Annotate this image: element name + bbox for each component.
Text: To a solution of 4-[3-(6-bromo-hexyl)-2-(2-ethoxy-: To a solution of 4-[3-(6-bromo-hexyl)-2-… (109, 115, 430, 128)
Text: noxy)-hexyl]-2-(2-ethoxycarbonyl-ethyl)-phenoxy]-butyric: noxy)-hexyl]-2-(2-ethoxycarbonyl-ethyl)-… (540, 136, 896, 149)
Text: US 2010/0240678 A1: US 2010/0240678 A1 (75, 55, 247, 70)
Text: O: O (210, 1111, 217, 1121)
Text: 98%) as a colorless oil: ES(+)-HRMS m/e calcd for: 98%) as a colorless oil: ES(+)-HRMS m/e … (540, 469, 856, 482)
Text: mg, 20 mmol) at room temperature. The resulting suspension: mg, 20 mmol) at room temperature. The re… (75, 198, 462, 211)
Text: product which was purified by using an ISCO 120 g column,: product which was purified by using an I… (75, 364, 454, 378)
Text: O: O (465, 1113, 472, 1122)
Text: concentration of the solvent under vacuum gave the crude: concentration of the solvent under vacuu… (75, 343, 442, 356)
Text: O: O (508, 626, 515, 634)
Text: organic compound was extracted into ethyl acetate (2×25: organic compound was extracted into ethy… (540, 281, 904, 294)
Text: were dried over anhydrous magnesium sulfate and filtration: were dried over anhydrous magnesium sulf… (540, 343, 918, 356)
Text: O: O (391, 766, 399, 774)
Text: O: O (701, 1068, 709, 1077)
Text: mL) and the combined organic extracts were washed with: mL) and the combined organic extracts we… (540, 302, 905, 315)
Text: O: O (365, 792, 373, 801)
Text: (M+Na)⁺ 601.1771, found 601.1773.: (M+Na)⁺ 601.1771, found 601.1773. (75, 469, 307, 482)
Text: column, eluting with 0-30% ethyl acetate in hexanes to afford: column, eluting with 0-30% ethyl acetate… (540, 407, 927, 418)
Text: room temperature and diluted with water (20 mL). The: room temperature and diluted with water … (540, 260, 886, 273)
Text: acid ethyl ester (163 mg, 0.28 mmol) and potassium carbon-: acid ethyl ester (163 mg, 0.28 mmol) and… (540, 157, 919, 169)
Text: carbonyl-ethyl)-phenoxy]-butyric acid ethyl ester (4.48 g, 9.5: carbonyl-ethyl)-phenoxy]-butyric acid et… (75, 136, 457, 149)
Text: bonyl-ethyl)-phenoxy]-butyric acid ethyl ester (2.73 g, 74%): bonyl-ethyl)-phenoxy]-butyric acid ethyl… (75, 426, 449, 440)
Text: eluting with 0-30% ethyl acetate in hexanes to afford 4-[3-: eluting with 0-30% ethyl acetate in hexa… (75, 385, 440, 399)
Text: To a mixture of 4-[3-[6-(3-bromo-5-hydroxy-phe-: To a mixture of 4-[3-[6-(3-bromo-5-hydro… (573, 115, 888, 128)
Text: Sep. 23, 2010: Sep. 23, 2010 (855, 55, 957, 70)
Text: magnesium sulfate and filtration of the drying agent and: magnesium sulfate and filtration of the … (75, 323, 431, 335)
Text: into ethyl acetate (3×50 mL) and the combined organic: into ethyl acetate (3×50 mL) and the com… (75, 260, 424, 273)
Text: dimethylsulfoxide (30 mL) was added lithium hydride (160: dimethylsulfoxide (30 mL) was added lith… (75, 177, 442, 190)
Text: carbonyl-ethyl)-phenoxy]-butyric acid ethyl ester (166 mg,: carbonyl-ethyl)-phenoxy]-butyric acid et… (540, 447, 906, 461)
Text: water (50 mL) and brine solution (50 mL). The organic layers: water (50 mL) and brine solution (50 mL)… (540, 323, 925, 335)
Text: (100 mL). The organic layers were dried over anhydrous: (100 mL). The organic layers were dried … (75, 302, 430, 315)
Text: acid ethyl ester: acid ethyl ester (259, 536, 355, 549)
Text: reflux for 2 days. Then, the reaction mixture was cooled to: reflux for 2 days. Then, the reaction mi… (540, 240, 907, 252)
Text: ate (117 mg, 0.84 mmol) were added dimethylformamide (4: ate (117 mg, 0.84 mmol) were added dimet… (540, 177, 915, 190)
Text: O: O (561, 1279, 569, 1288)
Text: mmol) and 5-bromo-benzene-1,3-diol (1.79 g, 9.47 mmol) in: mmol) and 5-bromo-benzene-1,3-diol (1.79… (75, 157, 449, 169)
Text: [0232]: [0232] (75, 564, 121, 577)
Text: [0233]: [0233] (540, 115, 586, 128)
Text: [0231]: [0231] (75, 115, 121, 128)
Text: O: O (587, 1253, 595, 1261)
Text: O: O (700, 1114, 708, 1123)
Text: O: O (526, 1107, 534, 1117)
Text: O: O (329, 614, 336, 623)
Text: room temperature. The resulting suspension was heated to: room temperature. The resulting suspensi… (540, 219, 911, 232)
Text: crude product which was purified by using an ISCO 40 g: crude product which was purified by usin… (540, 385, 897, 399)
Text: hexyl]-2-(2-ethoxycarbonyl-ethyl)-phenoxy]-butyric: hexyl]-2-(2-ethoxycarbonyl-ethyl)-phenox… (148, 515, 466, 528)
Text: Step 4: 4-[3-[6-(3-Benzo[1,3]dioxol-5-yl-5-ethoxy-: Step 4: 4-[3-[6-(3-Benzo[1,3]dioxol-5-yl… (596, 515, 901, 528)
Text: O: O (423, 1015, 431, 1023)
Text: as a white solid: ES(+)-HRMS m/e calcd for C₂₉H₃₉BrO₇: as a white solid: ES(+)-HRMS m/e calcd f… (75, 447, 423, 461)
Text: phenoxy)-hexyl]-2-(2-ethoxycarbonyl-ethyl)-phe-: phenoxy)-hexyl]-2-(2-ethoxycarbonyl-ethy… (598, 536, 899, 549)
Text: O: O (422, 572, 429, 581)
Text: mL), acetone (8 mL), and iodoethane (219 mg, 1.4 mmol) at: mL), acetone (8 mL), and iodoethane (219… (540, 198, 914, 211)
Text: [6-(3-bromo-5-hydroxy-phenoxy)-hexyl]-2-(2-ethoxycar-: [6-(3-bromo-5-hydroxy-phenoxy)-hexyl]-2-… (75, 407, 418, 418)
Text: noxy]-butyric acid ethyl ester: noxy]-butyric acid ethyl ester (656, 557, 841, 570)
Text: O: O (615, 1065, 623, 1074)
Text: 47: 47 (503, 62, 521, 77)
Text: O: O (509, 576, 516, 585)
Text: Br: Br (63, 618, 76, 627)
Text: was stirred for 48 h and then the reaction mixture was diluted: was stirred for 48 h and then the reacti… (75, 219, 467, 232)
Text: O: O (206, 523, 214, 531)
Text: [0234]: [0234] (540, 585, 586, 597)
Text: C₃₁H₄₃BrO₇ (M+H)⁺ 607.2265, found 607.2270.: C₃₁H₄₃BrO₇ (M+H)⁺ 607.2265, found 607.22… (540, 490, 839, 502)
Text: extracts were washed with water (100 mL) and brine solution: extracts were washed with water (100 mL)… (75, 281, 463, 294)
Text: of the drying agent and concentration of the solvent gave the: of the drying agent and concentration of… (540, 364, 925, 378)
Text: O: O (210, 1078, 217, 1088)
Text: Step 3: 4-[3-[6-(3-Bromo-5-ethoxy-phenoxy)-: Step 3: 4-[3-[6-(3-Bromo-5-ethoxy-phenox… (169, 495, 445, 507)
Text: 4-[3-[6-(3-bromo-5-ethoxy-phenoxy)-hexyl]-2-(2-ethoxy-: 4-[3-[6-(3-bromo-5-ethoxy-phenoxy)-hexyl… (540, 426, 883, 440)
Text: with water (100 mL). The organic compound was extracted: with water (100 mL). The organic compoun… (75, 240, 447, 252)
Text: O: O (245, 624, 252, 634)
================
Format the listing above as a numbered list, leaving out any blank lines.

1. Annotate this image: element name + bbox for each component.
2. Text: To a solution of 4-[3-(6-bromo-hexyl)-2-(2-ethoxy-: To a solution of 4-[3-(6-bromo-hexyl)-2-… (109, 115, 430, 128)
3. Text: noxy)-hexyl]-2-(2-ethoxycarbonyl-ethyl)-phenoxy]-butyric: noxy)-hexyl]-2-(2-ethoxycarbonyl-ethyl)-… (540, 136, 896, 149)
4. Text: US 2010/0240678 A1: US 2010/0240678 A1 (75, 55, 247, 70)
5. Text: O: O (210, 1111, 217, 1121)
6. Text: 98%) as a colorless oil: ES(+)-HRMS m/e calcd for: 98%) as a colorless oil: ES(+)-HRMS m/e … (540, 469, 856, 482)
7. Text: mg, 20 mmol) at room temperature. The resulting suspension: mg, 20 mmol) at room temperature. The re… (75, 198, 462, 211)
8. Text: product which was purified by using an ISCO 120 g column,: product which was purified by using an I… (75, 364, 454, 378)
9. Text: O: O (465, 1113, 472, 1122)
10. Text: concentration of the solvent under vacuum gave the crude: concentration of the solvent under vacuu… (75, 343, 442, 356)
11. Text: O: O (508, 626, 515, 634)
12. Text: organic compound was extracted into ethyl acetate (2×25: organic compound was extracted into ethy… (540, 281, 904, 294)
13. Text: were dried over anhydrous magnesium sulfate and filtration: were dried over anhydrous magnesium sulf… (540, 343, 918, 356)
14. Text: O: O (391, 766, 399, 774)
15. Text: O: O (701, 1068, 709, 1077)
16. Text: mL) and the combined organic extracts were washed with: mL) and the combined organic extracts we… (540, 302, 905, 315)
17. Text: O: O (365, 792, 373, 801)
18. Text: (M+Na)⁺ 601.1771, found 601.1773.: (M+Na)⁺ 601.1771, found 601.1773. (75, 469, 307, 482)
19. Text: column, eluting with 0-30% ethyl acetate in hexanes to afford: column, eluting with 0-30% ethyl acetate… (540, 407, 927, 418)
20. Text: room temperature and diluted with water (20 mL). The: room temperature and diluted with water … (540, 260, 886, 273)
21. Text: acid ethyl ester (163 mg, 0.28 mmol) and potassium carbon-: acid ethyl ester (163 mg, 0.28 mmol) and… (540, 157, 919, 169)
22. Text: carbonyl-ethyl)-phenoxy]-butyric acid ethyl ester (4.48 g, 9.5: carbonyl-ethyl)-phenoxy]-butyric acid et… (75, 136, 457, 149)
23. Text: bonyl-ethyl)-phenoxy]-butyric acid ethyl ester (2.73 g, 74%): bonyl-ethyl)-phenoxy]-butyric acid ethyl… (75, 426, 449, 440)
24. Text: eluting with 0-30% ethyl acetate in hexanes to afford 4-[3-: eluting with 0-30% ethyl acetate in hexa… (75, 385, 440, 399)
25. Text: To a mixture of 4-[3-[6-(3-bromo-5-hydroxy-phe-: To a mixture of 4-[3-[6-(3-bromo-5-hydro… (573, 115, 888, 128)
26. Text: Sep. 23, 2010: Sep. 23, 2010 (855, 55, 957, 70)
27. Text: magnesium sulfate and filtration of the drying agent and: magnesium sulfate and filtration of the … (75, 323, 431, 335)
28. Text: into ethyl acetate (3×50 mL) and the combined organic: into ethyl acetate (3×50 mL) and the com… (75, 260, 424, 273)
29. Text: dimethylsulfoxide (30 mL) was added lithium hydride (160: dimethylsulfoxide (30 mL) was added lith… (75, 177, 442, 190)
30. Text: carbonyl-ethyl)-phenoxy]-butyric acid ethyl ester (166 mg,: carbonyl-ethyl)-phenoxy]-butyric acid et… (540, 447, 906, 461)
31. Text: water (50 mL) and brine solution (50 mL). The organic layers: water (50 mL) and brine solution (50 mL)… (540, 323, 925, 335)
32. Text: (100 mL). The organic layers were dried over anhydrous: (100 mL). The organic layers were dried … (75, 302, 430, 315)
33. Text: acid ethyl ester: acid ethyl ester (259, 536, 355, 549)
34. Text: reflux for 2 days. Then, the reaction mixture was cooled to: reflux for 2 days. Then, the reaction mi… (540, 240, 907, 252)
35. Text: ate (117 mg, 0.84 mmol) were added dimethylformamide (4: ate (117 mg, 0.84 mmol) were added dimet… (540, 177, 915, 190)
36. Text: O: O (561, 1279, 569, 1288)
37. Text: mmol) and 5-bromo-benzene-1,3-diol (1.79 g, 9.47 mmol) in: mmol) and 5-bromo-benzene-1,3-diol (1.79… (75, 157, 449, 169)
38. Text: [0232]: [0232] (75, 564, 121, 577)
39. Text: [0233]: [0233] (540, 115, 586, 128)
40. Text: [0231]: [0231] (75, 115, 121, 128)
41. Text: O: O (587, 1253, 595, 1261)
42. Text: O: O (700, 1114, 708, 1123)
43. Text: O: O (526, 1107, 534, 1117)
44. Text: O: O (329, 614, 336, 623)
45. Text: room temperature. The resulting suspension was heated to: room temperature. The resulting suspensi… (540, 219, 911, 232)
46. Text: crude product which was purified by using an ISCO 40 g: crude product which was purified by usin… (540, 385, 897, 399)
47. Text: hexyl]-2-(2-ethoxycarbonyl-ethyl)-phenoxy]-butyric: hexyl]-2-(2-ethoxycarbonyl-ethyl)-phenox… (148, 515, 466, 528)
48. Text: Step 4: 4-[3-[6-(3-Benzo[1,3]dioxol-5-yl-5-ethoxy-: Step 4: 4-[3-[6-(3-Benzo[1,3]dioxol-5-yl… (596, 515, 901, 528)
49. Text: O: O (423, 1015, 431, 1023)
50. Text: as a white solid: ES(+)-HRMS m/e calcd for C₂₉H₃₉BrO₇: as a white solid: ES(+)-HRMS m/e calcd f… (75, 447, 423, 461)
51. Text: phenoxy)-hexyl]-2-(2-ethoxycarbonyl-ethyl)-phe-: phenoxy)-hexyl]-2-(2-ethoxycarbonyl-ethy… (598, 536, 899, 549)
52. Text: O: O (422, 572, 429, 581)
53. Text: mL), acetone (8 mL), and iodoethane (219 mg, 1.4 mmol) at: mL), acetone (8 mL), and iodoethane (219… (540, 198, 914, 211)
54. Text: [6-(3-bromo-5-hydroxy-phenoxy)-hexyl]-2-(2-ethoxycar-: [6-(3-bromo-5-hydroxy-phenoxy)-hexyl]-2-… (75, 407, 418, 418)
55. Text: noxy]-butyric acid ethyl ester: noxy]-butyric acid ethyl ester (656, 557, 841, 570)
56. Text: O: O (615, 1065, 623, 1074)
57. Text: 47: 47 (503, 62, 521, 77)
58. Text: O: O (509, 576, 516, 585)
59. Text: Br: Br (63, 618, 76, 627)
60. Text: was stirred for 48 h and then the reaction mixture was diluted: was stirred for 48 h and then the reacti… (75, 219, 467, 232)
61. Text: O: O (206, 523, 214, 531)
62. Text: [0234]: [0234] (540, 585, 586, 597)
63. Text: C₃₁H₄₃BrO₇ (M+H)⁺ 607.2265, found 607.2270.: C₃₁H₄₃BrO₇ (M+H)⁺ 607.2265, found 607.22… (540, 490, 839, 502)
64. Text: extracts were washed with water (100 mL) and brine solution: extracts were washed with water (100 mL)… (75, 281, 463, 294)
65. Text: of the drying agent and concentration of the solvent gave the: of the drying agent and concentration of… (540, 364, 925, 378)
66. Text: O: O (210, 1078, 217, 1088)
67. Text: Step 3: 4-[3-[6-(3-Bromo-5-ethoxy-phenoxy)-: Step 3: 4-[3-[6-(3-Bromo-5-ethoxy-phenox… (169, 495, 445, 507)
68. Text: 4-[3-[6-(3-bromo-5-ethoxy-phenoxy)-hexyl]-2-(2-ethoxy-: 4-[3-[6-(3-bromo-5-ethoxy-phenoxy)-hexyl… (540, 426, 883, 440)
69. Text: with water (100 mL). The organic compound was extracted: with water (100 mL). The organic compoun… (75, 240, 447, 252)
70. Text: O: O (245, 624, 252, 634)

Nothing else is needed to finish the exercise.